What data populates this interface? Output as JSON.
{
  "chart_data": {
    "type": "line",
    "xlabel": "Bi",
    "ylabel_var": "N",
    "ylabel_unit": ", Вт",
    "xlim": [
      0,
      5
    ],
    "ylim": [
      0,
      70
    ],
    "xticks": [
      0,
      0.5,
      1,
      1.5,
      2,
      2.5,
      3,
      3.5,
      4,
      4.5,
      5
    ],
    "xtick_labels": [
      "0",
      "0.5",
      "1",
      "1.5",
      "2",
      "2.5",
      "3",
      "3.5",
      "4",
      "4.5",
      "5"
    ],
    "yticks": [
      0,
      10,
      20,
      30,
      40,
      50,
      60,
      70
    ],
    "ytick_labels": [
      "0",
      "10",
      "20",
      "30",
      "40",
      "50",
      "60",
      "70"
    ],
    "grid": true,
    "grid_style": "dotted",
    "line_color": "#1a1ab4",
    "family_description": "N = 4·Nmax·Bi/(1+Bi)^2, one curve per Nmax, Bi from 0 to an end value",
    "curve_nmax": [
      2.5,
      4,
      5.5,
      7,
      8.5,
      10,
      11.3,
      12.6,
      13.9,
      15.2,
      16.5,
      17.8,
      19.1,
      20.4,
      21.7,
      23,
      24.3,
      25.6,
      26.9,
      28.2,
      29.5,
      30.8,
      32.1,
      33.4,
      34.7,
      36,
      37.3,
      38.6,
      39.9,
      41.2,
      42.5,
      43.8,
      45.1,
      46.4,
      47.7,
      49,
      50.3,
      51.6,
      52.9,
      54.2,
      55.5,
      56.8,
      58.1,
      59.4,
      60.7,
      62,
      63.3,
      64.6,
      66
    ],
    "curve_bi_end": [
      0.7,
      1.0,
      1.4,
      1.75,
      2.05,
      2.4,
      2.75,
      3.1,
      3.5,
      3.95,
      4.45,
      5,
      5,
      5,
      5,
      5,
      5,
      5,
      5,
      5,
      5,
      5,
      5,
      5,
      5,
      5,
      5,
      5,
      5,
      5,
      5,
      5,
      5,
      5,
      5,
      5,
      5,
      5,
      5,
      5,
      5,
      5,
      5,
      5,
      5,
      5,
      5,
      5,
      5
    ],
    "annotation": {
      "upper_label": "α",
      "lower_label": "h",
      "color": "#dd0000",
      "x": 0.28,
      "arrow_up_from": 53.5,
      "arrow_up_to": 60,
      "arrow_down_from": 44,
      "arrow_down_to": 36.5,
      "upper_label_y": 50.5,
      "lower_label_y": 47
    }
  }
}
_ _ _
From the data above, extract every line in its exact form.

What data populates this interface? Output as JSON.
{
  "chart_data": {
    "type": "line",
    "xlabel": "Bi",
    "ylabel_var": "N",
    "ylabel_unit": ", Вт",
    "xlim": [
      0,
      5
    ],
    "ylim": [
      0,
      70
    ],
    "xticks": [
      0,
      0.5,
      1,
      1.5,
      2,
      2.5,
      3,
      3.5,
      4,
      4.5,
      5
    ],
    "xtick_labels": [
      "0",
      "0.5",
      "1",
      "1.5",
      "2",
      "2.5",
      "3",
      "3.5",
      "4",
      "4.5",
      "5"
    ],
    "yticks": [
      0,
      10,
      20,
      30,
      40,
      50,
      60,
      70
    ],
    "ytick_labels": [
      "0",
      "10",
      "20",
      "30",
      "40",
      "50",
      "60",
      "70"
    ],
    "grid": true,
    "grid_style": "dotted",
    "line_color": "#1a1ab4",
    "family_description": "N = 4·Nmax·Bi/(1+Bi)^2, one curve per Nmax, Bi from 0 to an end value",
    "curve_nmax": [
      2.5,
      4,
      5.5,
      7,
      8.5,
      10,
      11.3,
      12.6,
      13.9,
      15.2,
      16.5,
      17.8,
      19.1,
      20.4,
      21.7,
      23,
      24.3,
      25.6,
      26.9,
      28.2,
      29.5,
      30.8,
      32.1,
      33.4,
      34.7,
      36,
      37.3,
      38.6,
      39.9,
      41.2,
      42.5,
      43.8,
      45.1,
      46.4,
      47.7,
      49,
      50.3,
      51.6,
      52.9,
      54.2,
      55.5,
      56.8,
      58.1,
      59.4,
      60.7,
      62,
      63.3,
      64.6,
      66
    ],
    "curve_bi_end": [
      0.7,
      1.0,
      1.4,
      1.75,
      2.05,
      2.4,
      2.75,
      3.1,
      3.5,
      3.95,
      4.45,
      5,
      5,
      5,
      5,
      5,
      5,
      5,
      5,
      5,
      5,
      5,
      5,
      5,
      5,
      5,
      5,
      5,
      5,
      5,
      5,
      5,
      5,
      5,
      5,
      5,
      5,
      5,
      5,
      5,
      5,
      5,
      5,
      5,
      5,
      5,
      5,
      5,
      5
    ],
    "annotation": {
      "upper_label": "α",
      "lower_label": "h",
      "color": "#dd0000",
      "x": 0.28,
      "arrow_up_from": 53.5,
      "arrow_up_to": 60,
      "arrow_down_from": 44,
      "arrow_down_to": 36.5,
      "upper_label_y": 50.5,
      "lower_label_y": 47
    }
  }
}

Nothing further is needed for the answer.